WORK TO COMPLETE: Keep only those lines of the records that include the string "timestamp".

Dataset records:
#####

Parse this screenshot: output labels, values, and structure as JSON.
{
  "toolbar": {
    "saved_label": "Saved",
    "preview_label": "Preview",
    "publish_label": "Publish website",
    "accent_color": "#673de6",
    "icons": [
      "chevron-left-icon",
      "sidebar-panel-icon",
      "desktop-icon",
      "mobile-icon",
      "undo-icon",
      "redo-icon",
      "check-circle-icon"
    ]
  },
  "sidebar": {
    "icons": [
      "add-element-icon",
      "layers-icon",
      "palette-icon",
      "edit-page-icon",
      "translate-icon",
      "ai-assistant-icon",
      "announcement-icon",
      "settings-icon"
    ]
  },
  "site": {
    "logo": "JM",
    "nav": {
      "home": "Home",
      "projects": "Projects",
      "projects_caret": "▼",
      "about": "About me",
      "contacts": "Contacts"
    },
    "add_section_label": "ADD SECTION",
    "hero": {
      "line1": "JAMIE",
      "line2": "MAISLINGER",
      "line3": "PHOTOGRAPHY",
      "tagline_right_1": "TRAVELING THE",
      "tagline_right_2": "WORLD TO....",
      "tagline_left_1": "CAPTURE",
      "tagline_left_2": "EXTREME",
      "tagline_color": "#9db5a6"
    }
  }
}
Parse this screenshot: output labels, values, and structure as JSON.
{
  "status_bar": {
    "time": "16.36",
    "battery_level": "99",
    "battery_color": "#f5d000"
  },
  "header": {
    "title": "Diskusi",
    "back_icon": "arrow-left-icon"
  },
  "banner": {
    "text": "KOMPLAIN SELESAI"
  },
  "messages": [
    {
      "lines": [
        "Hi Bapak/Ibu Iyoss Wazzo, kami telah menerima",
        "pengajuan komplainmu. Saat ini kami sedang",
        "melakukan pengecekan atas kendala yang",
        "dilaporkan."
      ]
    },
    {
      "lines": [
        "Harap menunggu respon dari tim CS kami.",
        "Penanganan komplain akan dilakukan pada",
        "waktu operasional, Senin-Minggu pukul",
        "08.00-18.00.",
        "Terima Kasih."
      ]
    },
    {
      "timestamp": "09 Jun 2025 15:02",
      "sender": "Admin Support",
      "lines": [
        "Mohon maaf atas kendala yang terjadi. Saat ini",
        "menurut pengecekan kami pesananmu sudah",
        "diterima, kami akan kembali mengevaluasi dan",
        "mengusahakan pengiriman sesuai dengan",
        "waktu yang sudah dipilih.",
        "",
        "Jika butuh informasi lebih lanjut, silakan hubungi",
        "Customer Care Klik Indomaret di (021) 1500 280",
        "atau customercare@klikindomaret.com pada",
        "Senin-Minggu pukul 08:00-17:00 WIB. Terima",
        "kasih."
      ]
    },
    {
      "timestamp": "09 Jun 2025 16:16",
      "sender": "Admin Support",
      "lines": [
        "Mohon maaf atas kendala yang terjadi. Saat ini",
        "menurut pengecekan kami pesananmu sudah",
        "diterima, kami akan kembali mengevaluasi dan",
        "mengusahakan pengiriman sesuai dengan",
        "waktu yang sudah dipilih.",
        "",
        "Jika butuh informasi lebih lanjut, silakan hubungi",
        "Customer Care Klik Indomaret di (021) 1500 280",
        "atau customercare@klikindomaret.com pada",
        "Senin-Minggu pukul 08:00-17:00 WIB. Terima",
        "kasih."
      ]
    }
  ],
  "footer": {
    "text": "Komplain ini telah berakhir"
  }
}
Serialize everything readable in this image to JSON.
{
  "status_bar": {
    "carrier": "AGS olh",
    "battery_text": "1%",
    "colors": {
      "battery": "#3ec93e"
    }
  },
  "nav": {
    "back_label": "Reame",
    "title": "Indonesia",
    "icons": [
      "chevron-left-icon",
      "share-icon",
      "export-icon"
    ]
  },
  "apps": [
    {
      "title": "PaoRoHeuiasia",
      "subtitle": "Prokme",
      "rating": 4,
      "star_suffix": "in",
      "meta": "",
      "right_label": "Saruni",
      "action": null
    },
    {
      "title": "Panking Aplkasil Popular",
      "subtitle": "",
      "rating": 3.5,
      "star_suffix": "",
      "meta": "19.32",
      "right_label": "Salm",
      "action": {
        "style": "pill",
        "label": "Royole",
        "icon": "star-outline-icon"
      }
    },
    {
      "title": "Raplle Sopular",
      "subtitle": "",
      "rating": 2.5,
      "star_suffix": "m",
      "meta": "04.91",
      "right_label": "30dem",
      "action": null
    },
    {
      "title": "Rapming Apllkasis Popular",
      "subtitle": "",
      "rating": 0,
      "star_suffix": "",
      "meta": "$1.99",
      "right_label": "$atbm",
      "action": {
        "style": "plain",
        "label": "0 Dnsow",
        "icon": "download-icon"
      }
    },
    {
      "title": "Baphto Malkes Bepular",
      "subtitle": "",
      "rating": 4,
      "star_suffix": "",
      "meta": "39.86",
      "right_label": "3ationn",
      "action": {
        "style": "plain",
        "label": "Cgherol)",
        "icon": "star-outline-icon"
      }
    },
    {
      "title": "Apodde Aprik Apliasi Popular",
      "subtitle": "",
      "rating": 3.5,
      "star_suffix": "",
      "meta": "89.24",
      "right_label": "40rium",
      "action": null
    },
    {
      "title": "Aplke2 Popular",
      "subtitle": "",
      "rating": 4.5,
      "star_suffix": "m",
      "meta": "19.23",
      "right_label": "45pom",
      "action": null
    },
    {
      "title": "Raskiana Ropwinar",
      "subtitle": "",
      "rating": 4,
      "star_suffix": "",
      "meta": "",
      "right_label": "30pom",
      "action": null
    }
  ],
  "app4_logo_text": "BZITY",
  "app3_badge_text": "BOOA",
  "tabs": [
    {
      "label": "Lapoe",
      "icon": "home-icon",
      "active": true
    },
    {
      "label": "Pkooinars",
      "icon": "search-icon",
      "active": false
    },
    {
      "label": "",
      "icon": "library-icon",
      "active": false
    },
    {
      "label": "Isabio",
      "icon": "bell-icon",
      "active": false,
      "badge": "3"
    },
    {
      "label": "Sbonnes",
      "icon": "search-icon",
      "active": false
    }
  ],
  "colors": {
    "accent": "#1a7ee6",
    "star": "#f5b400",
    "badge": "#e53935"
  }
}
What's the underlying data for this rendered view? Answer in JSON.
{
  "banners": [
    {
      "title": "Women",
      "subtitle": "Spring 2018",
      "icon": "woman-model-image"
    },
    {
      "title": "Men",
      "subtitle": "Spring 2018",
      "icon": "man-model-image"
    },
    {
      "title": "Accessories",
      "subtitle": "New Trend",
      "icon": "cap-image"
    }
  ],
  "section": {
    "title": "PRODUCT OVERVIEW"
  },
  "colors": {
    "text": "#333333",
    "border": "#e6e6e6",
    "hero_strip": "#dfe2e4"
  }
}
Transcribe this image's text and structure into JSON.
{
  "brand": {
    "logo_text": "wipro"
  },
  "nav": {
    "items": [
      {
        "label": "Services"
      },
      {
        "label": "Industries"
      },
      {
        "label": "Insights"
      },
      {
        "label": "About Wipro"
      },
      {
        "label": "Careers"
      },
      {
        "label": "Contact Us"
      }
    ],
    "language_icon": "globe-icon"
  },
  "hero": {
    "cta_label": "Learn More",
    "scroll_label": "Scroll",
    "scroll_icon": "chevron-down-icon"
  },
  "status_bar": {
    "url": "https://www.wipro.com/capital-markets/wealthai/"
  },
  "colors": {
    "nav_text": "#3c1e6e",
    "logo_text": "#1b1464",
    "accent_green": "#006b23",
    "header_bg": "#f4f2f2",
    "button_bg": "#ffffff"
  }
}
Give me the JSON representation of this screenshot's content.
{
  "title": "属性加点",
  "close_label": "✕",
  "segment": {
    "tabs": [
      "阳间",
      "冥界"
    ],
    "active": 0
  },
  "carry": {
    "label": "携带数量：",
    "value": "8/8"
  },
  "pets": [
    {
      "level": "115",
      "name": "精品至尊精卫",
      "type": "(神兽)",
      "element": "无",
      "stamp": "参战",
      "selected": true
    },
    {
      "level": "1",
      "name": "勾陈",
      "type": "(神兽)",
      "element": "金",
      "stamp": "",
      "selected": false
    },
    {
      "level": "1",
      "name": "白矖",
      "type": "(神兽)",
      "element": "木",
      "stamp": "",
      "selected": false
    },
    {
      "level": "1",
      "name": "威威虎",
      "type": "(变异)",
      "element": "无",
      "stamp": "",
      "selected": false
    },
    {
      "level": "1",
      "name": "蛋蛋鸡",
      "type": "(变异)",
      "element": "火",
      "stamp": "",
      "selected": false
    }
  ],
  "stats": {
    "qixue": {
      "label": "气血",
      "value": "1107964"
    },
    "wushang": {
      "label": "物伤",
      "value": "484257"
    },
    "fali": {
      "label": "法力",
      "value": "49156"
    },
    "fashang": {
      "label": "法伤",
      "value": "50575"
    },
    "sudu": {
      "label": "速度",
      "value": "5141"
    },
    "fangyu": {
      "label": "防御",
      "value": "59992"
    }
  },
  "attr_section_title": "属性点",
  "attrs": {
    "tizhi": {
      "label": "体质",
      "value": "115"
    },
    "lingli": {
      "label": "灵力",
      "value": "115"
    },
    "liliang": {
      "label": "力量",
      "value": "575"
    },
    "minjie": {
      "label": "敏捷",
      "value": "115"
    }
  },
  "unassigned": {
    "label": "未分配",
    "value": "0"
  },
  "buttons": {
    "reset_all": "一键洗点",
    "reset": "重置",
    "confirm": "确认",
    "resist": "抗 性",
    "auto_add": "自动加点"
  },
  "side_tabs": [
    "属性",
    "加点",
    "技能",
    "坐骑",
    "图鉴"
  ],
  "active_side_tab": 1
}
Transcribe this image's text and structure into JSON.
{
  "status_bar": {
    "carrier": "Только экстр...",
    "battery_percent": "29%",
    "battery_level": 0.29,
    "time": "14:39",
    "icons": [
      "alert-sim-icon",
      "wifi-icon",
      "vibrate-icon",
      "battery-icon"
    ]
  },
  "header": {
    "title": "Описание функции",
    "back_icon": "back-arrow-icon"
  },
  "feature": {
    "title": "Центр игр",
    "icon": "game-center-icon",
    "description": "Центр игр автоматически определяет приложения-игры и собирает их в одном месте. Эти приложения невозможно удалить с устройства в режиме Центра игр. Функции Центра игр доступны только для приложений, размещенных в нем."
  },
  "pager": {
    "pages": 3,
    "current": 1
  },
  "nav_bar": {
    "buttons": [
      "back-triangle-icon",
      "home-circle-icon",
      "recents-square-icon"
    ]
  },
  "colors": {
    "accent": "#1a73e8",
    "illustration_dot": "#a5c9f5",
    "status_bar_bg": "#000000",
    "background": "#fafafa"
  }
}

#####

SOLUTION TO THIS PROBLEM:
      "timestamp": "09 Jun 2025 15:02",
      "timestamp": "09 Jun 2025 16:16",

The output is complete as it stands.